[Source records]

::::::

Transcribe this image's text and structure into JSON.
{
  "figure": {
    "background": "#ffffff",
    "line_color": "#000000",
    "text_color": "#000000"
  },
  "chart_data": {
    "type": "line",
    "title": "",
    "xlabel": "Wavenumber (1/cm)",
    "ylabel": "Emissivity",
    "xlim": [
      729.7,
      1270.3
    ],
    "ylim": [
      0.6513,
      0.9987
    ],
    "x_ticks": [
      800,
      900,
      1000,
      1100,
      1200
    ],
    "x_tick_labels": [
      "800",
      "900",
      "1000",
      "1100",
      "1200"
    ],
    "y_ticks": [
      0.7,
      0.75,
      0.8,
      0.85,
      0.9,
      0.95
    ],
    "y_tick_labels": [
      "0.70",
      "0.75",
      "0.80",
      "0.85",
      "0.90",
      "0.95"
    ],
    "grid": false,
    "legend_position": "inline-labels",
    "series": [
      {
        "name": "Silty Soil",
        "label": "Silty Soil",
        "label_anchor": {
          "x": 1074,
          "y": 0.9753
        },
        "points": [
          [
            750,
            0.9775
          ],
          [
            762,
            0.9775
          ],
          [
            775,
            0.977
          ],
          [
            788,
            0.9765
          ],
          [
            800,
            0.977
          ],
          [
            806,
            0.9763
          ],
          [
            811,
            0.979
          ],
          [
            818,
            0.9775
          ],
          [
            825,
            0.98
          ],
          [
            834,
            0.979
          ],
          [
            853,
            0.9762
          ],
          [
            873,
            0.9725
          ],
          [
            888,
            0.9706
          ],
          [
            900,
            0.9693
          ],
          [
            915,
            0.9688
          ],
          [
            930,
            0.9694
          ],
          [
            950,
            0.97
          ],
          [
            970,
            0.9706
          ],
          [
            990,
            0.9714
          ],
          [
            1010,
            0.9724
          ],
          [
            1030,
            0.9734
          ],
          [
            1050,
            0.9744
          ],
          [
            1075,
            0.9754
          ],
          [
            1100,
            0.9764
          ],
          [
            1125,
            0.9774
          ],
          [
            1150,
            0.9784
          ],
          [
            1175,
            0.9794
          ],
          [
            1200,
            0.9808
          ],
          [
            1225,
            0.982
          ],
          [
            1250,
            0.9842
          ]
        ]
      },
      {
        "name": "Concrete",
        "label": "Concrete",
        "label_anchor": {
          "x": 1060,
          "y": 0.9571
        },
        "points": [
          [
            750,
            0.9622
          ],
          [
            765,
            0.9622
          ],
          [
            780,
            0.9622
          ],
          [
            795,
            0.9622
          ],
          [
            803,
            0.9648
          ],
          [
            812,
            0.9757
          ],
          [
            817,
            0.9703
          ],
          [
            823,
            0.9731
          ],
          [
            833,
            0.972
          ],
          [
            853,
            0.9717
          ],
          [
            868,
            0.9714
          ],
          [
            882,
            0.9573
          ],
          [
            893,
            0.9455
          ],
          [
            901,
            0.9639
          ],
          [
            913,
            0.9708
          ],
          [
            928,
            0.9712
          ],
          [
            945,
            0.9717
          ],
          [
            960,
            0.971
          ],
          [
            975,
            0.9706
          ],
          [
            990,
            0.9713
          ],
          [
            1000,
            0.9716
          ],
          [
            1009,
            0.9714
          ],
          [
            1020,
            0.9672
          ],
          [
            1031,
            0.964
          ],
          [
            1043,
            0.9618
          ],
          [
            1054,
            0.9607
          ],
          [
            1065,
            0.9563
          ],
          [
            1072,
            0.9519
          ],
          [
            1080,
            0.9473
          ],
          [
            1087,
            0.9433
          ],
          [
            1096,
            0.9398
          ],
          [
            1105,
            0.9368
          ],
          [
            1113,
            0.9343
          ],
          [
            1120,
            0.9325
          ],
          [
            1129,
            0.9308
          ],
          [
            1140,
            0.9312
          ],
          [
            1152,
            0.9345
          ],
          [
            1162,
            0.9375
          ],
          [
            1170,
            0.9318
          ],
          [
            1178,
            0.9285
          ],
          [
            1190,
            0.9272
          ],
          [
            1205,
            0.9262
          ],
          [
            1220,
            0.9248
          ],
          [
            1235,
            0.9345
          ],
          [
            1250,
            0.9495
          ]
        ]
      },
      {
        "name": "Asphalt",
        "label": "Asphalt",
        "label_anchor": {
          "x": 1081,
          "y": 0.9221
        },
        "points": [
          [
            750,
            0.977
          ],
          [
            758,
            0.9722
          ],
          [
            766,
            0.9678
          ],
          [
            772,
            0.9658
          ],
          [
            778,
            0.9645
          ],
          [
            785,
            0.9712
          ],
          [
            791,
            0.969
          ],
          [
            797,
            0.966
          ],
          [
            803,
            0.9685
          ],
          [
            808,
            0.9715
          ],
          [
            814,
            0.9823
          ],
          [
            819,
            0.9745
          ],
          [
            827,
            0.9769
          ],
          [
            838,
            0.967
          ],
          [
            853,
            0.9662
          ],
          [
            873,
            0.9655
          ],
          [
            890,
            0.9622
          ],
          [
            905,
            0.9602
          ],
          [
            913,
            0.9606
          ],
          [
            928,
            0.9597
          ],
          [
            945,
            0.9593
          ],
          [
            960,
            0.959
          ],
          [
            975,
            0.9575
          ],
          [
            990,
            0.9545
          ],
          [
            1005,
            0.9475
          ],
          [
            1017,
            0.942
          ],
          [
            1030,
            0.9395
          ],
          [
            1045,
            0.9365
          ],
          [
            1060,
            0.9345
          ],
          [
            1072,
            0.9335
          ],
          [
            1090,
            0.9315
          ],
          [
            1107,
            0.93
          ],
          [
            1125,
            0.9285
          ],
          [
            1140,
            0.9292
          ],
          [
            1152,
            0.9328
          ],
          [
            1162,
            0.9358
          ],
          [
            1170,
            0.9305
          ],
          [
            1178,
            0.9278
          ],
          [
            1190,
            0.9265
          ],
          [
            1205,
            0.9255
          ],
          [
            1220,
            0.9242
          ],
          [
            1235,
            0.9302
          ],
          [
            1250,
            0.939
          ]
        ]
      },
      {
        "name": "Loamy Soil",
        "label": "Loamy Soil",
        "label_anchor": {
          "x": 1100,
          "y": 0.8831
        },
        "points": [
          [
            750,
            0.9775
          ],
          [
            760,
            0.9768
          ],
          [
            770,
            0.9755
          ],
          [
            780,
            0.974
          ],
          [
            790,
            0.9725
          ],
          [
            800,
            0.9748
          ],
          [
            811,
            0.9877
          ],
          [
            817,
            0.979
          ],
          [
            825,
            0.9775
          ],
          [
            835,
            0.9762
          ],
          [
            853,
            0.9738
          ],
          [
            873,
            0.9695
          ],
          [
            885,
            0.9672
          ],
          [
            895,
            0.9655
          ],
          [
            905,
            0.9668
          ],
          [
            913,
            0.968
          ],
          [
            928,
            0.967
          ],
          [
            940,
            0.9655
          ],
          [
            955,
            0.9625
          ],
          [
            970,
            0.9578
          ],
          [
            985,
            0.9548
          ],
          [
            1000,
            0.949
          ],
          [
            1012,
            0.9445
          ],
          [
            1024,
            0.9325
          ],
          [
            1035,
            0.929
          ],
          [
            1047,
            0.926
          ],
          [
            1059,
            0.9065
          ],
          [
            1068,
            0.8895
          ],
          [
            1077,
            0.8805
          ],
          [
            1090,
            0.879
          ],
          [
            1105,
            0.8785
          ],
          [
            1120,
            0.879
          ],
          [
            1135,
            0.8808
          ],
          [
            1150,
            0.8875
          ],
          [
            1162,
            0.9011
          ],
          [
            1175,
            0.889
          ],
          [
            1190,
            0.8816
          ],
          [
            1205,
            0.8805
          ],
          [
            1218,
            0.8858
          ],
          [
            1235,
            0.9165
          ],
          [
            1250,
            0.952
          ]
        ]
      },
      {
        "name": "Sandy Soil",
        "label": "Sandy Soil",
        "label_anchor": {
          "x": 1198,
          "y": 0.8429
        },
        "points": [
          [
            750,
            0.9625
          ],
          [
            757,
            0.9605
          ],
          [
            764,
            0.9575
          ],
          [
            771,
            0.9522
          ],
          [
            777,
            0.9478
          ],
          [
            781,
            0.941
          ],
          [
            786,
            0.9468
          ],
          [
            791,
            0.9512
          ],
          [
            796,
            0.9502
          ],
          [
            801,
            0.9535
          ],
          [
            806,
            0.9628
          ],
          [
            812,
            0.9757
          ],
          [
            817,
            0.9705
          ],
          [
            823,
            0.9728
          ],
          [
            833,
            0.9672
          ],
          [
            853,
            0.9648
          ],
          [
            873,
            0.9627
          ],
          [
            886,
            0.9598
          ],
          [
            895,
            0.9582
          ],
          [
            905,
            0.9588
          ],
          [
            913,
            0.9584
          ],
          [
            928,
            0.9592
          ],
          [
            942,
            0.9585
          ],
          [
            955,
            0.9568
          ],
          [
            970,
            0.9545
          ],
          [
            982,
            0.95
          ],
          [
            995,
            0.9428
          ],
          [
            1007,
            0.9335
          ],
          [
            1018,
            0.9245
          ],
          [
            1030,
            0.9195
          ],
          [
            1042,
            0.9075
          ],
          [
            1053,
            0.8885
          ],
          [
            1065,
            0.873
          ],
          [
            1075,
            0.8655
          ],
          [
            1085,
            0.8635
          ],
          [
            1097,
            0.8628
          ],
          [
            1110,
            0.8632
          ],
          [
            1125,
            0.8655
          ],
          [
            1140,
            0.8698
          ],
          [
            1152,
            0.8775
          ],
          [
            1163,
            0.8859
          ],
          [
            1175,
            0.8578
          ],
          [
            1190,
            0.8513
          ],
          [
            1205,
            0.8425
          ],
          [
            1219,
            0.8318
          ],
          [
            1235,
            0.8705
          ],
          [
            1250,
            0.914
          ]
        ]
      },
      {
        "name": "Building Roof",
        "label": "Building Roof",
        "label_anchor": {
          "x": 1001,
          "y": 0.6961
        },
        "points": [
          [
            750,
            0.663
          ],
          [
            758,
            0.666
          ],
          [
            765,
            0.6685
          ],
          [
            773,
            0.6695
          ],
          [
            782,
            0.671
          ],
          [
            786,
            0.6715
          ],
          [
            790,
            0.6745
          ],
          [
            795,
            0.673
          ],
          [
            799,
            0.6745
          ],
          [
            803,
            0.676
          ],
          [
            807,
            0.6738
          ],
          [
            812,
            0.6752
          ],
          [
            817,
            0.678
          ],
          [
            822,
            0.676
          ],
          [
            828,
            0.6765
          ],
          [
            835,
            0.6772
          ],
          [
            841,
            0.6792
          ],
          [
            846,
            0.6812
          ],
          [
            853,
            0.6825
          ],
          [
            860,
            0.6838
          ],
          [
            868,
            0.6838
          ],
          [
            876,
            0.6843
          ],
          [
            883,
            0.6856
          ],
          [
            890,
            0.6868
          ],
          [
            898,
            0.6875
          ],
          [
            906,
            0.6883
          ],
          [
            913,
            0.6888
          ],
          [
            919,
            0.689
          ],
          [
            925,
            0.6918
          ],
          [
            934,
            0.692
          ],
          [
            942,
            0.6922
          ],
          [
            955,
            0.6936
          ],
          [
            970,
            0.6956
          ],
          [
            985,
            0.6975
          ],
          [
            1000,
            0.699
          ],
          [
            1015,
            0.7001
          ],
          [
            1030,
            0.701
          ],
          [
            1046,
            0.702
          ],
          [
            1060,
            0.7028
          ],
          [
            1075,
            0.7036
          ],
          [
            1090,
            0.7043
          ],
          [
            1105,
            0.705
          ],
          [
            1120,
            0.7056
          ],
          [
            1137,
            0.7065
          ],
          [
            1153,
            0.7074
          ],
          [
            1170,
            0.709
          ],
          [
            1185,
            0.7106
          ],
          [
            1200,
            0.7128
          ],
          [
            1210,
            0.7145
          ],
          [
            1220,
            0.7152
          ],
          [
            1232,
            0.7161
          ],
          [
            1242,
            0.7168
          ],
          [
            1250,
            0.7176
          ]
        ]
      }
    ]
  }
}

::::::

YOUR OBJECTIVE:
Answer with one number: how many lines in the listing hold "Soil".

REPLY:
6